SHORT PROBLEM.
Give the count of lines holding the string "hours" and nothing else.

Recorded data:
- - - - -
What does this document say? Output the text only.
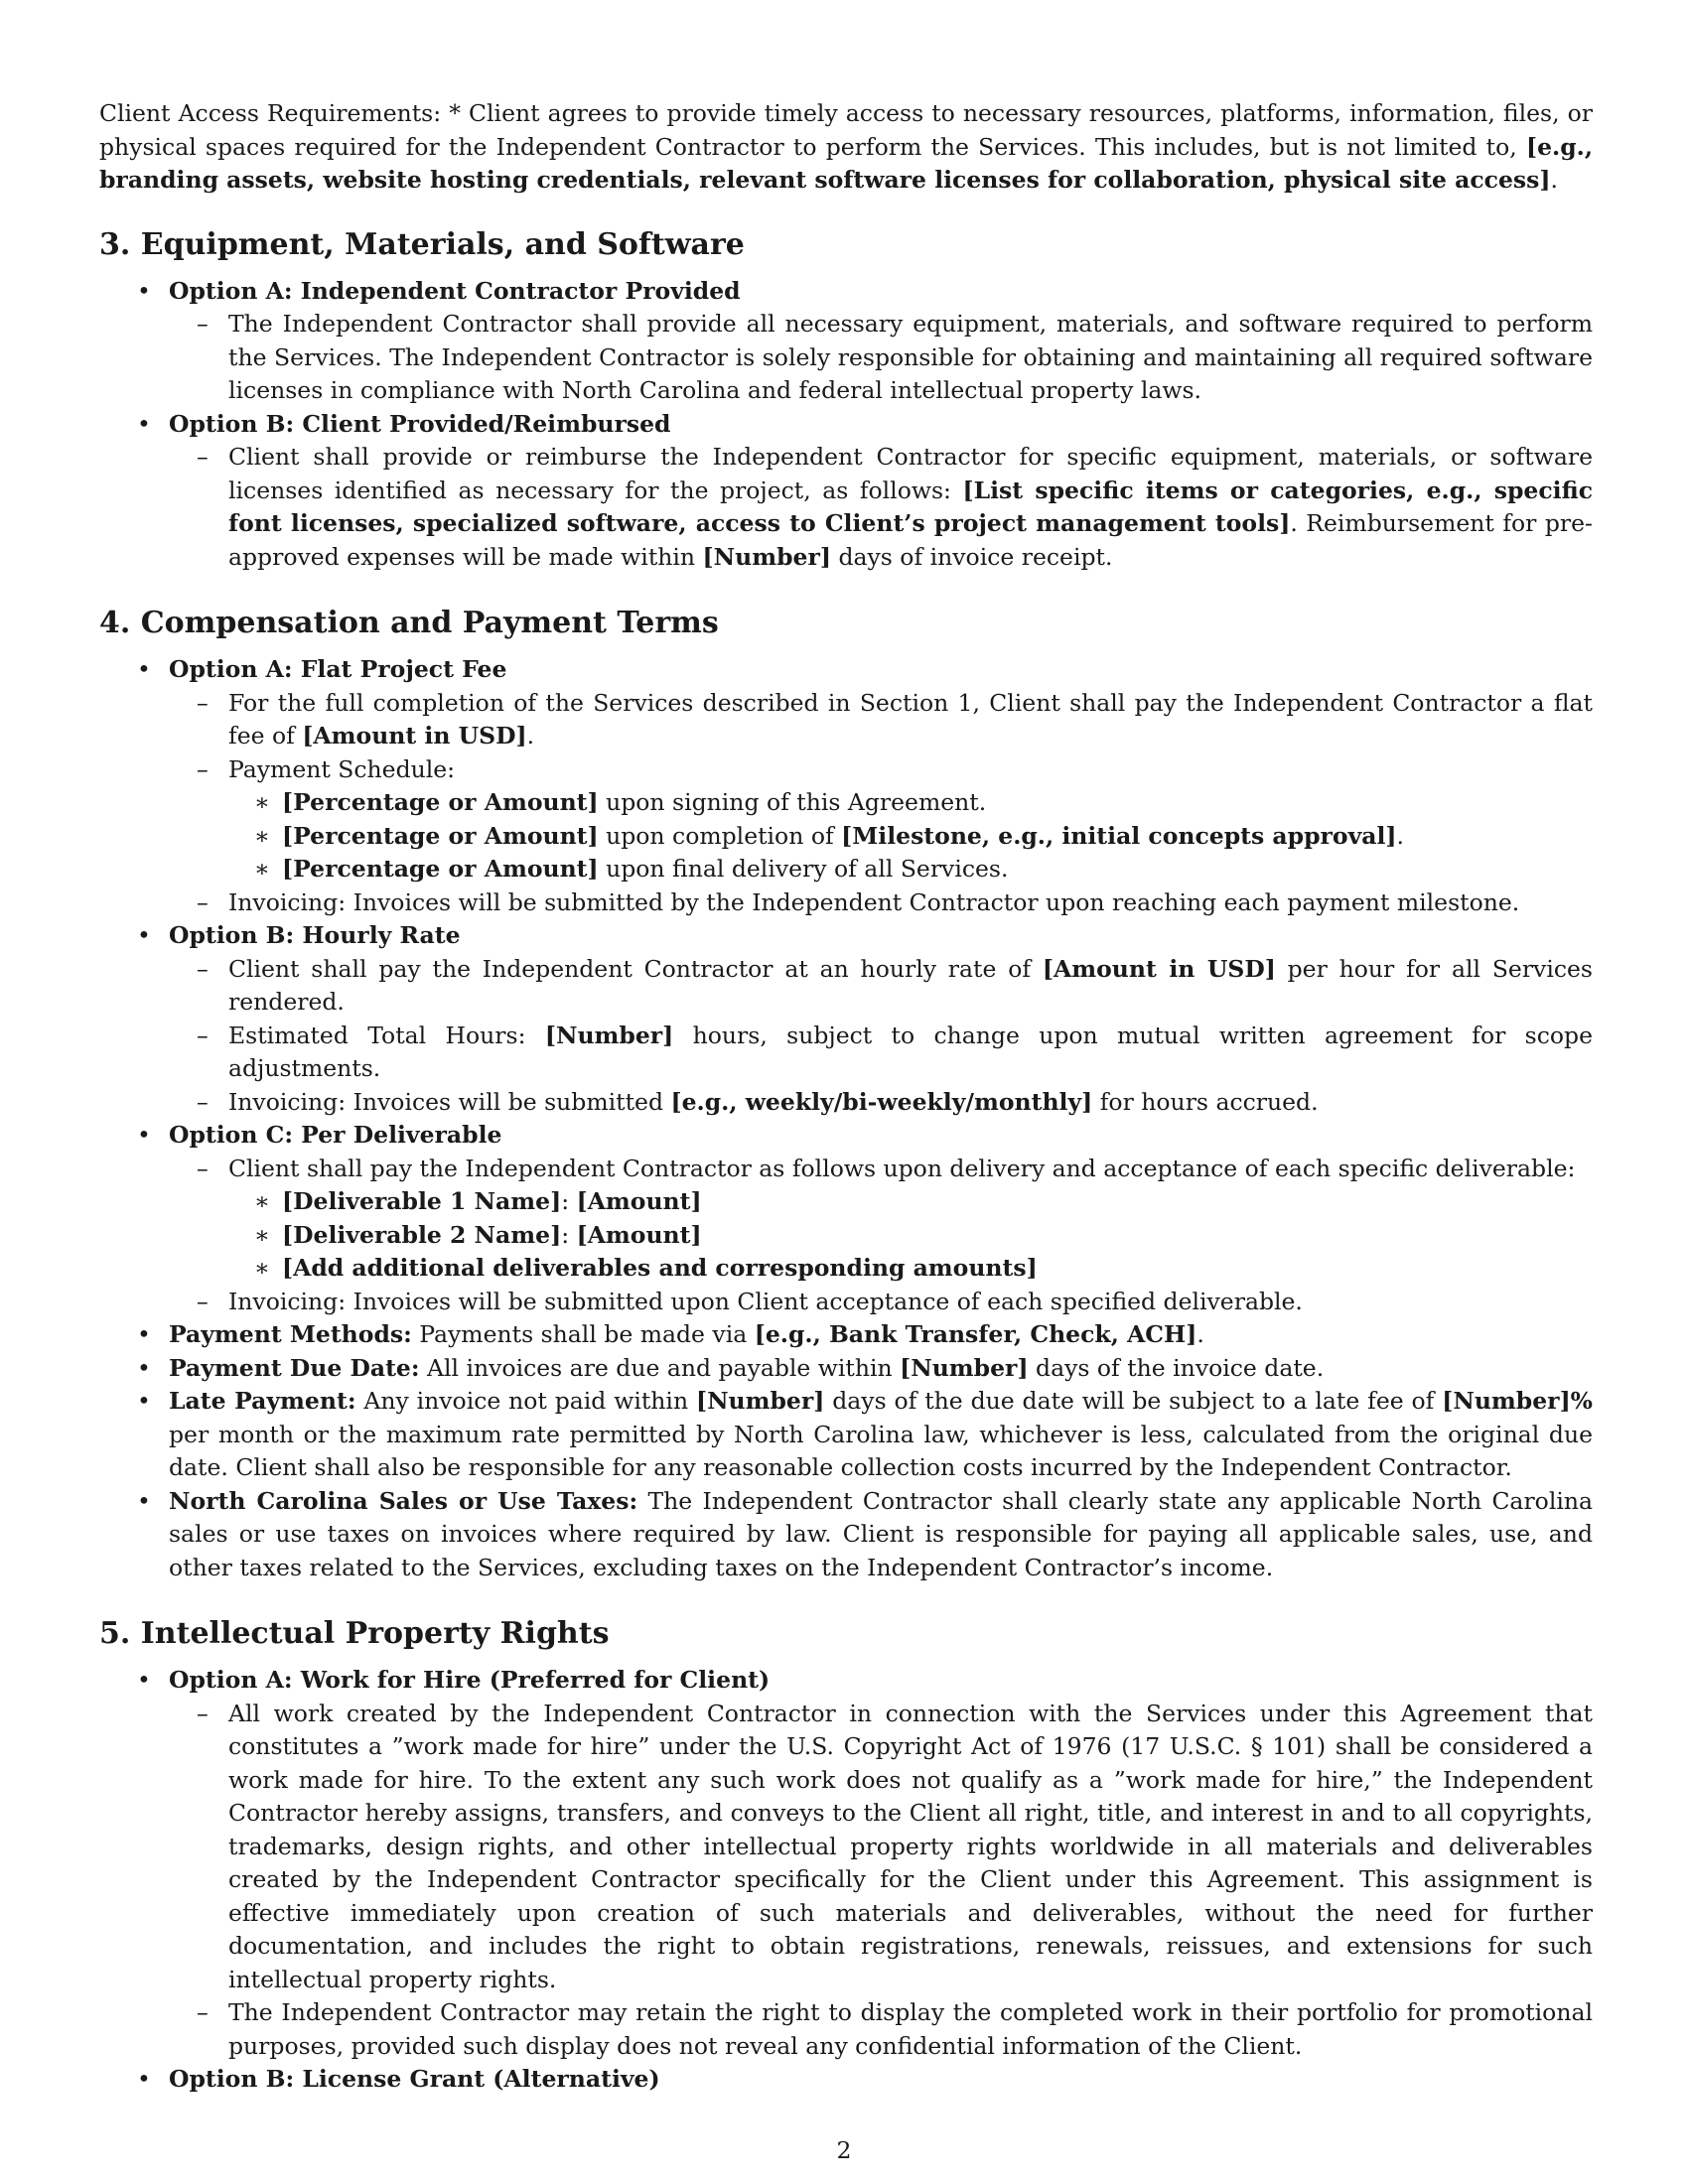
Client Access Requirements: * Client agrees to provide timely access to necessary resources, platforms, information, files, or physical spaces required for the Independent Contractor to perform the Services. This includes, but is not limited to, [e.g., branding assets, website hosting credentials, relevant software licenses for collaboration, physical site access].

3. Equipment, Materials, and Software
• Option A: Independent Contractor Provided
– The Independent Contractor shall provide all necessary equipment, materials, and software required to perform the Services. The Independent Contractor is solely responsible for obtaining and maintaining all required software licenses in compliance with North Carolina and federal intellectual property laws.
• Option B: Client Provided/Reimbursed
– Client shall provide or reimburse the Independent Contractor for specific equipment, materials, or software licenses identified as necessary for the project, as follows: [List specific items or categories, e.g., specific font licenses, specialized software, access to Client’s project management tools]. Reimbursement for pre-approved expenses will be made within [Number] days of invoice receipt.
4. Compensation and Payment Terms
• Option A: Flat Project Fee
– For the full completion of the Services described in Section 1, Client shall pay the Independent Contractor a flat fee of [Amount in USD].
– Payment Schedule:
∗ [Percentage or Amount] upon signing of this Agreement.
∗ [Percentage or Amount] upon completion of [Milestone, e.g., initial concepts approval].
∗ [Percentage or Amount] upon final delivery of all Services.
– Invoicing: Invoices will be submitted by the Independent Contractor upon reaching each payment milestone.
• Option B: Hourly Rate
– Client shall pay the Independent Contractor at an hourly rate of [Amount in USD] per hour for all Services rendered.
– Estimated Total Hours: [Number] hours, subject to change upon mutual written agreement for scope adjustments.
– Invoicing: Invoices will be submitted [e.g., weekly/bi-weekly/monthly] for hours accrued.
• Option C: Per Deliverable
– Client shall pay the Independent Contractor as follows upon delivery and acceptance of each specific deliverable:
∗ [Deliverable 1 Name]: [Amount]
∗ [Deliverable 2 Name]: [Amount]
∗ [Add additional deliverables and corresponding amounts]
– Invoicing: Invoices will be submitted upon Client acceptance of each specified deliverable.
• Payment Methods: Payments shall be made via [e.g., Bank Transfer, Check, ACH].
• Payment Due Date: All invoices are due and payable within [Number] days of the invoice date.
• Late Payment: Any invoice not paid within [Number] days of the due date will be subject to a late fee of [Number]% per month or the maximum rate permitted by North Carolina law, whichever is less, calculated from the original due date. Client shall also be responsible for any reasonable collection costs incurred by the Independent Contractor.
• North Carolina Sales or Use Taxes: The Independent Contractor shall clearly state any applicable North Carolina sales or use taxes on invoices where required by law. Client is responsible for paying all applicable sales, use, and other taxes related to the Services, excluding taxes on the Independent Contractor’s income.
5. Intellectual Property Rights
• Option A: Work for Hire (Preferred for Client)
– All work created by the Independent Contractor in connection with the Services under this Agreement that constitutes a ”work made for hire” under the U.S. Copyright Act of 1976 (17 U.S.C. § 101) shall be considered a work made for hire. To the extent any such work does not qualify as a ”work made for hire,” the Independent Contractor hereby assigns, transfers, and conveys to the Client all right, title, and interest in and to all copyrights, trademarks, design rights, and other intellectual property rights worldwide in all materials and deliverables created by the Independent Contractor specifically for the Client under this Agreement. This assignment is effective immediately upon creation of such materials and deliverables, without the need for further documentation, and includes the right to obtain registrations, renewals, reissues, and extensions for such intellectual property rights.
– The Independent Contractor may retain the right to display the completed work in their portfolio for promotional purposes, provided such display does not reveal any confidential information of the Client.
• Option B: License Grant (Alternative)
2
- - - - -
SOLVED EXERCISE.
2